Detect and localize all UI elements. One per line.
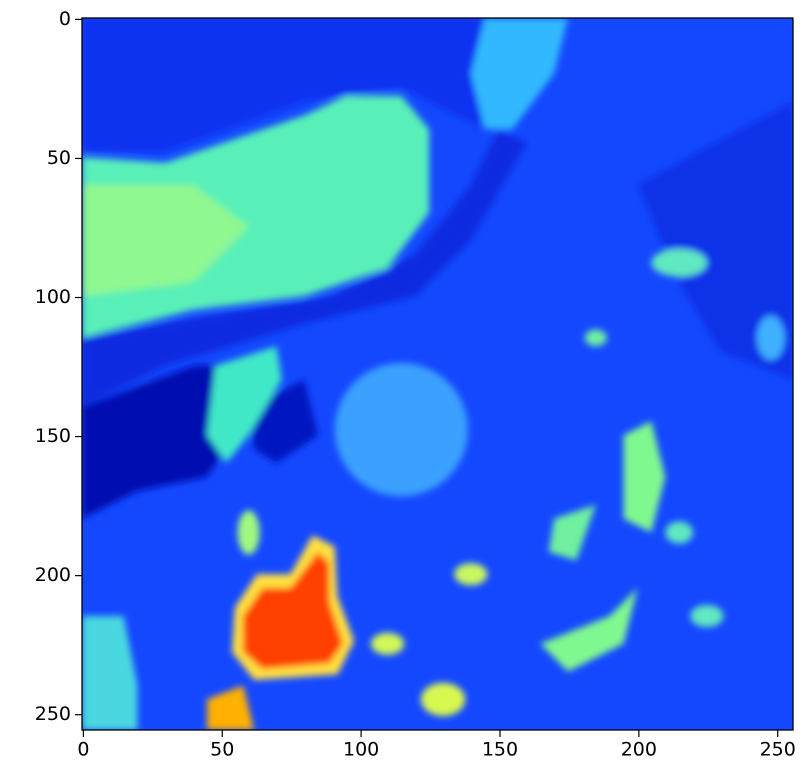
region	[371, 633, 404, 655]
region	[651, 249, 707, 277]
region	[454, 563, 487, 585]
region	[421, 683, 465, 716]
x-tick-label: 150	[482, 739, 518, 761]
x-tick-label: 250	[760, 739, 796, 761]
chart: 0 50 100 150 200 250 0 50 100 150 200 250	[0, 0, 803, 774]
x-tick-label: 100	[343, 739, 379, 761]
region	[690, 605, 723, 627]
y-tick-label: 100	[35, 286, 71, 308]
y-tick-label: 250	[35, 703, 71, 725]
region	[585, 330, 607, 347]
region	[665, 521, 693, 543]
region	[238, 510, 260, 555]
x-tick-label: 200	[621, 739, 657, 761]
page: 050100150200250050100150200250 (() => { …	[0, 0, 803, 778]
region	[335, 363, 468, 497]
image	[79, 15, 796, 733]
x-tick-label: 0	[77, 739, 89, 761]
y-tick-label: 0	[59, 8, 71, 30]
y-tick-label: 150	[35, 425, 71, 447]
x-tick-label: 50	[210, 739, 234, 761]
region	[757, 316, 785, 361]
y-tick-label: 50	[47, 147, 71, 169]
y-tick-label: 200	[35, 564, 71, 586]
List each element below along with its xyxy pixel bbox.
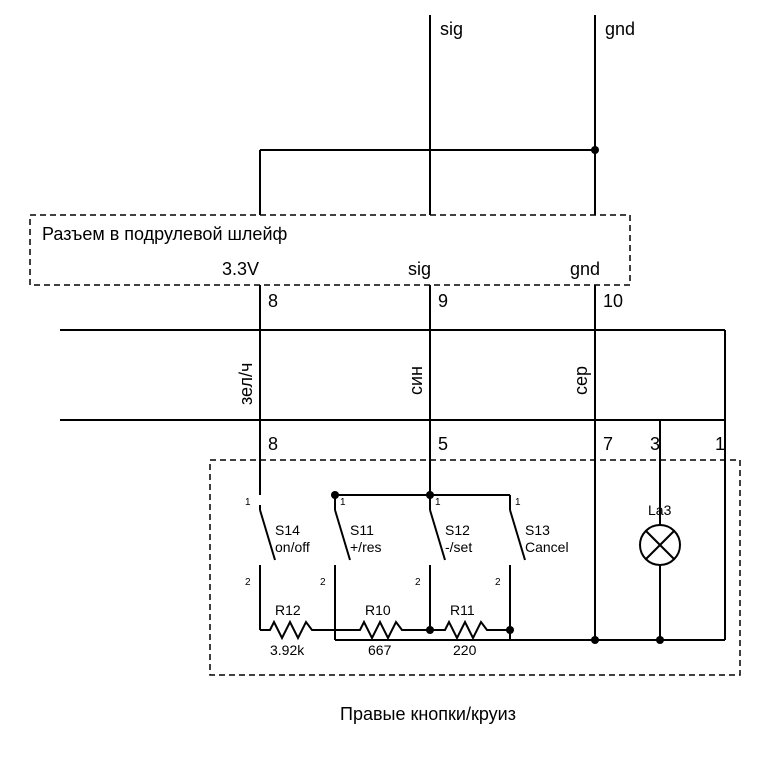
switch-s11: 1 S11 +/res 2 bbox=[320, 497, 382, 590]
r10-val: 667 bbox=[368, 642, 392, 658]
connector-sig: sig bbox=[408, 259, 431, 279]
pin-9-top: 9 bbox=[438, 291, 448, 311]
s13-ref: S13 bbox=[525, 522, 550, 538]
s11-ref: S11 bbox=[350, 522, 374, 538]
label-sig-top: sig bbox=[440, 19, 463, 39]
switch-s12: 1 S12 -/set 2 bbox=[415, 497, 472, 590]
pin-8-bottom: 8 bbox=[268, 434, 278, 454]
switch-s14: 1 S14 on/off 2 bbox=[245, 497, 310, 590]
label-gnd-top: gnd bbox=[605, 19, 635, 39]
s13-t1: 1 bbox=[515, 497, 521, 508]
wire-color-green: зел/ч bbox=[236, 363, 256, 405]
bottom-title: Правые кнопки/круиз bbox=[340, 704, 516, 724]
pin-7-bottom: 7 bbox=[603, 434, 613, 454]
s12-name: -/set bbox=[445, 539, 472, 555]
pin-8-top: 8 bbox=[268, 291, 278, 311]
resistor-r11: R11 220 bbox=[430, 602, 510, 658]
pin-3-bottom: 3 bbox=[650, 434, 660, 454]
s14-t1: 1 bbox=[245, 497, 251, 508]
s11-t1: 1 bbox=[340, 497, 346, 508]
connector-3v3: 3.3V bbox=[222, 259, 259, 279]
s14-name: on/off bbox=[275, 539, 310, 555]
connector-gnd: gnd bbox=[570, 259, 600, 279]
switch-s13: 1 S13 Cancel 2 bbox=[495, 497, 569, 590]
r12-val: 3.92k bbox=[270, 642, 305, 658]
s12-t1: 1 bbox=[435, 497, 441, 508]
lamp-la3: La3 bbox=[640, 502, 680, 565]
r11-ref: R11 bbox=[450, 602, 475, 618]
s13-t2: 2 bbox=[495, 577, 501, 588]
node-lamp-gnd bbox=[656, 636, 664, 644]
pin-1-bottom: 1 bbox=[715, 434, 725, 454]
r12-ref: R12 bbox=[275, 602, 301, 618]
wire-color-grey: сер bbox=[571, 366, 591, 395]
pin-10-top: 10 bbox=[603, 291, 623, 311]
s11-name: +/res bbox=[350, 539, 382, 555]
s14-t2: 2 bbox=[245, 577, 251, 588]
wire-color-blue: син bbox=[406, 366, 426, 395]
resistor-r10: R10 667 bbox=[335, 602, 430, 658]
pin-5-bottom: 5 bbox=[438, 434, 448, 454]
s14-ref: S14 bbox=[275, 522, 300, 538]
s12-ref: S12 bbox=[445, 522, 470, 538]
s11-t2: 2 bbox=[320, 577, 326, 588]
schematic-canvas: sig gnd Разъем в подрулевой шлейф 3.3V s… bbox=[0, 0, 779, 764]
s13-name: Cancel bbox=[525, 539, 569, 555]
r10-ref: R10 bbox=[365, 602, 391, 618]
resistor-r12: R12 3.92k bbox=[260, 602, 335, 658]
s12-t2: 2 bbox=[415, 577, 421, 588]
r11-val: 220 bbox=[453, 642, 477, 658]
connector-title: Разъем в подрулевой шлейф bbox=[42, 224, 288, 244]
la3-ref: La3 bbox=[648, 502, 672, 518]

### WRITTEN PROBLEM:
Rewrite the part of the rows that opens with the line containing "633, 404, 655]" and closes with the line containing "605, 723, 627]", replacing every "x-tick-label" with "x-axis-label" and leaving all else unchanged.

### COMPLETE OUTPUT:
region	[371, 633, 404, 655]
region	[651, 249, 707, 277]
region	[454, 563, 487, 585]
region	[421, 683, 465, 716]
x-axis-label: 150	[482, 739, 518, 761]
x-axis-label: 250	[760, 739, 796, 761]
chart: 0 50 100 150 200 250 0 50 100 150 200 250	[0, 0, 803, 774]
x-axis-label: 100	[343, 739, 379, 761]
region	[690, 605, 723, 627]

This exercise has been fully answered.